Copy out the material below in full, but not its images.

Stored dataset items
* * *

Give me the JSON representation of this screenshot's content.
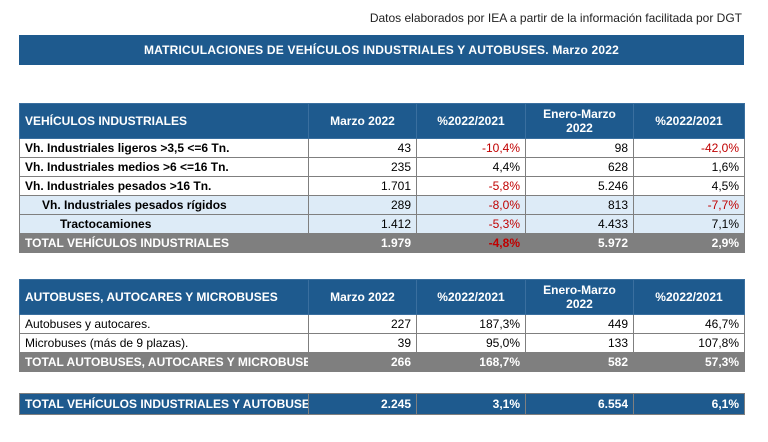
{
  "source_note": "Datos elaborados por IEA a partir de la información facilitada por DGT",
  "banner_title": "MATRICULACIONES DE VEHÍCULOS INDUSTRIALES Y AUTOBUSES.  Marzo 2022",
  "industrial": {
    "header": [
      "VEHÍCULOS INDUSTRIALES",
      "Marzo 2022",
      "%2022/2021",
      "Enero-Marzo\n2022",
      "%2022/2021"
    ],
    "rows": [
      {
        "label": "Vh. Industriales ligeros >3,5 <=6 Tn.",
        "v1": "43",
        "p1": "-10,4%",
        "v2": "98",
        "p2": "-42,0%"
      },
      {
        "label": "Vh. Industriales medios >6  <=16 Tn.",
        "v1": "235",
        "p1": "4,4%",
        "v2": "628",
        "p2": "1,6%"
      },
      {
        "label": "Vh. Industriales  pesados >16 Tn.",
        "v1": "1.701",
        "p1": "-5,8%",
        "v2": "5.246",
        "p2": "4,5%"
      },
      {
        "label": "Vh. Industriales pesados rígidos",
        "v1": "289",
        "p1": "-8,0%",
        "v2": "813",
        "p2": "-7,7%"
      },
      {
        "label": "Tractocamiones",
        "v1": "1.412",
        "p1": "-5,3%",
        "v2": "4.433",
        "p2": "7,1%"
      }
    ],
    "total": {
      "label": "TOTAL VEHÍCULOS INDUSTRIALES",
      "v1": "1.979",
      "p1": "-4,8%",
      "v2": "5.972",
      "p2": "2,9%"
    }
  },
  "buses": {
    "header": [
      "AUTOBUSES, AUTOCARES Y MICROBUSES",
      "Marzo 2022",
      "%2022/2021",
      "Enero-Marzo\n2022",
      "%2022/2021"
    ],
    "rows": [
      {
        "label": "Autobuses y autocares.",
        "v1": "227",
        "p1": "187,3%",
        "v2": "449",
        "p2": "46,7%"
      },
      {
        "label": "Microbuses (más de 9 plazas).",
        "v1": "39",
        "p1": "95,0%",
        "v2": "133",
        "p2": "107,8%"
      }
    ],
    "total": {
      "label": "TOTAL AUTOBUSES, AUTOCARES Y MICROBUSES",
      "v1": "266",
      "p1": "168,7%",
      "v2": "582",
      "p2": "57,3%"
    }
  },
  "grand_total": {
    "label": "TOTAL VEHÍCULOS INDUSTRIALES Y AUTOBUSES",
    "v1": "2.245",
    "p1": "3,1%",
    "v2": "6.554",
    "p2": "6,1%"
  },
  "colors": {
    "header_blue": "#1e5a8e",
    "sub_row_bg": "#ddebf7",
    "total_gray": "#7f7f7f",
    "negative_red": "#c00000"
  }
}
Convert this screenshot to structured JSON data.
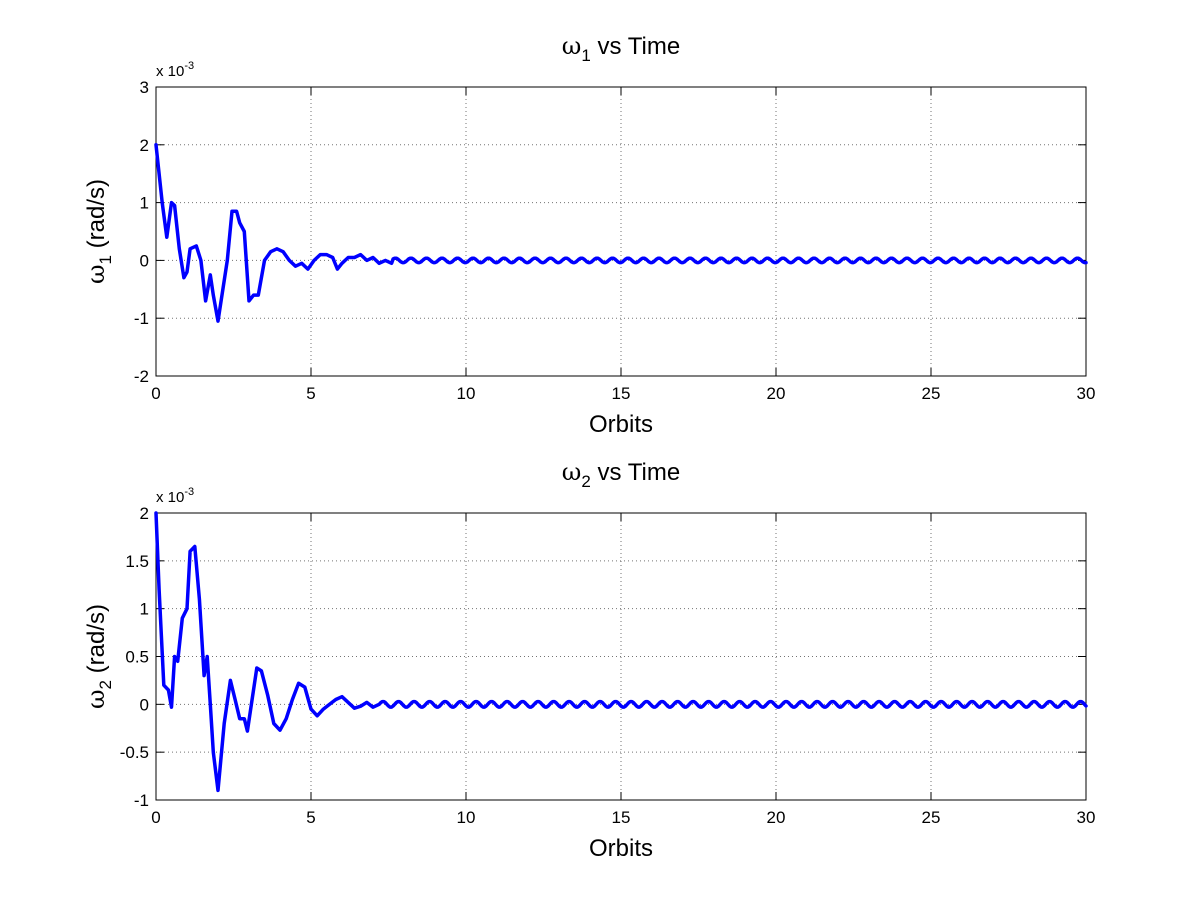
{
  "chart_data": [
    {
      "type": "line",
      "title": {
        "symbol": "ω",
        "subscript": "1",
        "text": " vs Time"
      },
      "xlabel": "Orbits",
      "ylabel": {
        "symbol": "ω",
        "subscript": "1",
        "text": " (rad/s)"
      },
      "y_exponent": {
        "prefix": "x 10",
        "power": "-3"
      },
      "xlim": [
        0,
        30
      ],
      "ylim": [
        -2,
        3
      ],
      "xticks": [
        0,
        5,
        10,
        15,
        20,
        25,
        30
      ],
      "yticks": [
        -2,
        -1,
        0,
        1,
        2,
        3
      ],
      "ytick_labels": [
        "-2",
        "-1",
        "0",
        "1",
        "2",
        "3"
      ],
      "grid": true,
      "line_color": "#0000ff",
      "series": [
        {
          "x": [
            0.0,
            0.2,
            0.35,
            0.5,
            0.6,
            0.75,
            0.9,
            1.0,
            1.1,
            1.3,
            1.45,
            1.6,
            1.75,
            1.85,
            2.0,
            2.1,
            2.3,
            2.45,
            2.6,
            2.7,
            2.85,
            3.0,
            3.15,
            3.3,
            3.5,
            3.7,
            3.9,
            4.1,
            4.3,
            4.5,
            4.7,
            4.9,
            5.1,
            5.3,
            5.5,
            5.7,
            5.85,
            6.0,
            6.2,
            6.4,
            6.6,
            6.8,
            7.0,
            7.2,
            7.4,
            7.6
          ],
          "values": [
            2.0,
            1.0,
            0.4,
            1.0,
            0.95,
            0.2,
            -0.3,
            -0.2,
            0.2,
            0.25,
            0.0,
            -0.7,
            -0.25,
            -0.6,
            -1.05,
            -0.7,
            0.0,
            0.85,
            0.85,
            0.65,
            0.5,
            -0.7,
            -0.6,
            -0.6,
            0.0,
            0.15,
            0.2,
            0.15,
            0.0,
            -0.1,
            -0.05,
            -0.15,
            0.0,
            0.1,
            0.1,
            0.05,
            -0.15,
            -0.05,
            0.05,
            0.05,
            0.1,
            0.0,
            0.05,
            -0.05,
            0.0,
            -0.05
          ]
        }
      ],
      "oscillation": {
        "start": 7.6,
        "end": 30,
        "amplitude": 0.04,
        "period": 0.5
      }
    },
    {
      "type": "line",
      "title": {
        "symbol": "ω",
        "subscript": "2",
        "text": " vs Time"
      },
      "xlabel": "Orbits",
      "ylabel": {
        "symbol": "ω",
        "subscript": "2",
        "text": " (rad/s)"
      },
      "y_exponent": {
        "prefix": "x 10",
        "power": "-3"
      },
      "xlim": [
        0,
        30
      ],
      "ylim": [
        -1,
        2
      ],
      "xticks": [
        0,
        5,
        10,
        15,
        20,
        25,
        30
      ],
      "yticks": [
        -1,
        -0.5,
        0,
        0.5,
        1,
        1.5,
        2
      ],
      "ytick_labels": [
        "-1",
        "-0.5",
        "0",
        "0.5",
        "1",
        "1.5",
        "2"
      ],
      "grid": true,
      "line_color": "#0000ff",
      "series": [
        {
          "x": [
            0.0,
            0.1,
            0.25,
            0.4,
            0.5,
            0.6,
            0.7,
            0.85,
            1.0,
            1.1,
            1.25,
            1.4,
            1.55,
            1.65,
            1.75,
            1.85,
            2.0,
            2.2,
            2.4,
            2.55,
            2.7,
            2.85,
            2.95,
            3.1,
            3.25,
            3.4,
            3.6,
            3.8,
            4.0,
            4.2,
            4.4,
            4.6,
            4.8,
            5.0,
            5.2,
            5.4,
            5.6,
            5.8,
            6.0,
            6.2,
            6.4,
            6.6,
            6.8,
            7.0,
            7.2
          ],
          "values": [
            2.0,
            1.2,
            0.2,
            0.15,
            -0.03,
            0.5,
            0.45,
            0.9,
            1.0,
            1.6,
            1.65,
            1.1,
            0.3,
            0.5,
            0.0,
            -0.5,
            -0.9,
            -0.2,
            0.25,
            0.05,
            -0.15,
            -0.15,
            -0.28,
            0.05,
            0.38,
            0.35,
            0.1,
            -0.2,
            -0.27,
            -0.15,
            0.05,
            0.22,
            0.18,
            -0.05,
            -0.12,
            -0.05,
            0.0,
            0.05,
            0.08,
            0.02,
            -0.04,
            -0.02,
            0.02,
            -0.03,
            0.0
          ],
          "oscillation_note": ""
        }
      ],
      "oscillation": {
        "start": 7.2,
        "end": 30,
        "amplitude": 0.03,
        "period": 0.5
      }
    }
  ]
}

* * *

> [SOLUTION TO THIS PROBLEM]:
Give me the JSON representation of this screenshot's content.
{
  "source_note": "Datos elaborados por IEA a partir de la información facilitada por DGT",
  "banner_title": "MATRICULACIONES DE VEHÍCULOS INDUSTRIALES Y AUTOBUSES.  Marzo 2022",
  "industrial": {
    "header": [
      "VEHÍCULOS INDUSTRIALES",
      "Marzo 2022",
      "%2022/2021",
      "Enero-Marzo\n2022",
      "%2022/2021"
    ],
    "rows": [
      {
        "label": "Vh. Industriales ligeros >3,5 <=6 Tn.",
        "v1": "43",
        "p1": "-10,4%",
        "v2": "98",
        "p2": "-42,0%"
      },
      {
        "label": "Vh. Industriales medios >6  <=16 Tn.",
        "v1": "235",
        "p1": "4,4%",
        "v2": "628",
        "p2": "1,6%"
      },
      {
        "label": "Vh. Industriales  pesados >16 Tn.",
        "v1": "1.701",
        "p1": "-5,8%",
        "v2": "5.246",
        "p2": "4,5%"
      },
      {
        "label": "Vh. Industriales pesados rígidos",
        "v1": "289",
        "p1": "-8,0%",
        "v2": "813",
        "p2": "-7,7%"
      },
      {
        "label": "Tractocamiones",
        "v1": "1.412",
        "p1": "-5,3%",
        "v2": "4.433",
        "p2": "7,1%"
      }
    ],
    "total": {
      "label": "TOTAL VEHÍCULOS INDUSTRIALES",
      "v1": "1.979",
      "p1": "-4,8%",
      "v2": "5.972",
      "p2": "2,9%"
    }
  },
  "buses": {
    "header": [
      "AUTOBUSES, AUTOCARES Y MICROBUSES",
      "Marzo 2022",
      "%2022/2021",
      "Enero-Marzo\n2022",
      "%2022/2021"
    ],
    "rows": [
      {
        "label": "Autobuses y autocares.",
        "v1": "227",
        "p1": "187,3%",
        "v2": "449",
        "p2": "46,7%"
      },
      {
        "label": "Microbuses (más de 9 plazas).",
        "v1": "39",
        "p1": "95,0%",
        "v2": "133",
        "p2": "107,8%"
      }
    ],
    "total": {
      "label": "TOTAL AUTOBUSES, AUTOCARES Y MICROBUSES",
      "v1": "266",
      "p1": "168,7%",
      "v2": "582",
      "p2": "57,3%"
    }
  },
  "grand_total": {
    "label": "TOTAL VEHÍCULOS INDUSTRIALES Y AUTOBUSES",
    "v1": "2.245",
    "p1": "3,1%",
    "v2": "6.554",
    "p2": "6,1%"
  },
  "colors": {
    "header_blue": "#1e5a8e",
    "sub_row_bg": "#ddebf7",
    "total_gray": "#7f7f7f",
    "negative_red": "#c00000"
  }
}
Convert this screenshot to structured JSON data.
{
  "chart_data": [
    {
      "type": "line",
      "title": {
        "symbol": "ω",
        "subscript": "1",
        "text": " vs Time"
      },
      "xlabel": "Orbits",
      "ylabel": {
        "symbol": "ω",
        "subscript": "1",
        "text": " (rad/s)"
      },
      "y_exponent": {
        "prefix": "x 10",
        "power": "-3"
      },
      "xlim": [
        0,
        30
      ],
      "ylim": [
        -2,
        3
      ],
      "xticks": [
        0,
        5,
        10,
        15,
        20,
        25,
        30
      ],
      "yticks": [
        -2,
        -1,
        0,
        1,
        2,
        3
      ],
      "ytick_labels": [
        "-2",
        "-1",
        "0",
        "1",
        "2",
        "3"
      ],
      "grid": true,
      "line_color": "#0000ff",
      "series": [
        {
          "x": [
            0.0,
            0.2,
            0.35,
            0.5,
            0.6,
            0.75,
            0.9,
            1.0,
            1.1,
            1.3,
            1.45,
            1.6,
            1.75,
            1.85,
            2.0,
            2.1,
            2.3,
            2.45,
            2.6,
            2.7,
            2.85,
            3.0,
            3.15,
            3.3,
            3.5,
            3.7,
            3.9,
            4.1,
            4.3,
            4.5,
            4.7,
            4.9,
            5.1,
            5.3,
            5.5,
            5.7,
            5.85,
            6.0,
            6.2,
            6.4,
            6.6,
            6.8,
            7.0,
            7.2,
            7.4,
            7.6
          ],
          "values": [
            2.0,
            1.0,
            0.4,
            1.0,
            0.95,
            0.2,
            -0.3,
            -0.2,
            0.2,
            0.25,
            0.0,
            -0.7,
            -0.25,
            -0.6,
            -1.05,
            -0.7,
            0.0,
            0.85,
            0.85,
            0.65,
            0.5,
            -0.7,
            -0.6,
            -0.6,
            0.0,
            0.15,
            0.2,
            0.15,
            0.0,
            -0.1,
            -0.05,
            -0.15,
            0.0,
            0.1,
            0.1,
            0.05,
            -0.15,
            -0.05,
            0.05,
            0.05,
            0.1,
            0.0,
            0.05,
            -0.05,
            0.0,
            -0.05
          ]
        }
      ],
      "oscillation": {
        "start": 7.6,
        "end": 30,
        "amplitude": 0.04,
        "period": 0.5
      }
    },
    {
      "type": "line",
      "title": {
        "symbol": "ω",
        "subscript": "2",
        "text": " vs Time"
      },
      "xlabel": "Orbits",
      "ylabel": {
        "symbol": "ω",
        "subscript": "2",
        "text": " (rad/s)"
      },
      "y_exponent": {
        "prefix": "x 10",
        "power": "-3"
      },
      "xlim": [
        0,
        30
      ],
      "ylim": [
        -1,
        2
      ],
      "xticks": [
        0,
        5,
        10,
        15,
        20,
        25,
        30
      ],
      "yticks": [
        -1,
        -0.5,
        0,
        0.5,
        1,
        1.5,
        2
      ],
      "ytick_labels": [
        "-1",
        "-0.5",
        "0",
        "0.5",
        "1",
        "1.5",
        "2"
      ],
      "grid": true,
      "line_color": "#0000ff",
      "series": [
        {
          "x": [
            0.0,
            0.1,
            0.25,
            0.4,
            0.5,
            0.6,
            0.7,
            0.85,
            1.0,
            1.1,
            1.25,
            1.4,
            1.55,
            1.65,
            1.75,
            1.85,
            2.0,
            2.2,
            2.4,
            2.55,
            2.7,
            2.85,
            2.95,
            3.1,
            3.25,
            3.4,
            3.6,
            3.8,
            4.0,
            4.2,
            4.4,
            4.6,
            4.8,
            5.0,
            5.2,
            5.4,
            5.6,
            5.8,
            6.0,
            6.2,
            6.4,
            6.6,
            6.8,
            7.0,
            7.2
          ],
          "values": [
            2.0,
            1.2,
            0.2,
            0.15,
            -0.03,
            0.5,
            0.45,
            0.9,
            1.0,
            1.6,
            1.65,
            1.1,
            0.3,
            0.5,
            0.0,
            -0.5,
            -0.9,
            -0.2,
            0.25,
            0.05,
            -0.15,
            -0.15,
            -0.28,
            0.05,
            0.38,
            0.35,
            0.1,
            -0.2,
            -0.27,
            -0.15,
            0.05,
            0.22,
            0.18,
            -0.05,
            -0.12,
            -0.05,
            0.0,
            0.05,
            0.08,
            0.02,
            -0.04,
            -0.02,
            0.02,
            -0.03,
            0.0
          ],
          "oscillation_note": ""
        }
      ],
      "oscillation": {
        "start": 7.2,
        "end": 30,
        "amplitude": 0.03,
        "period": 0.5
      }
    }
  ]
}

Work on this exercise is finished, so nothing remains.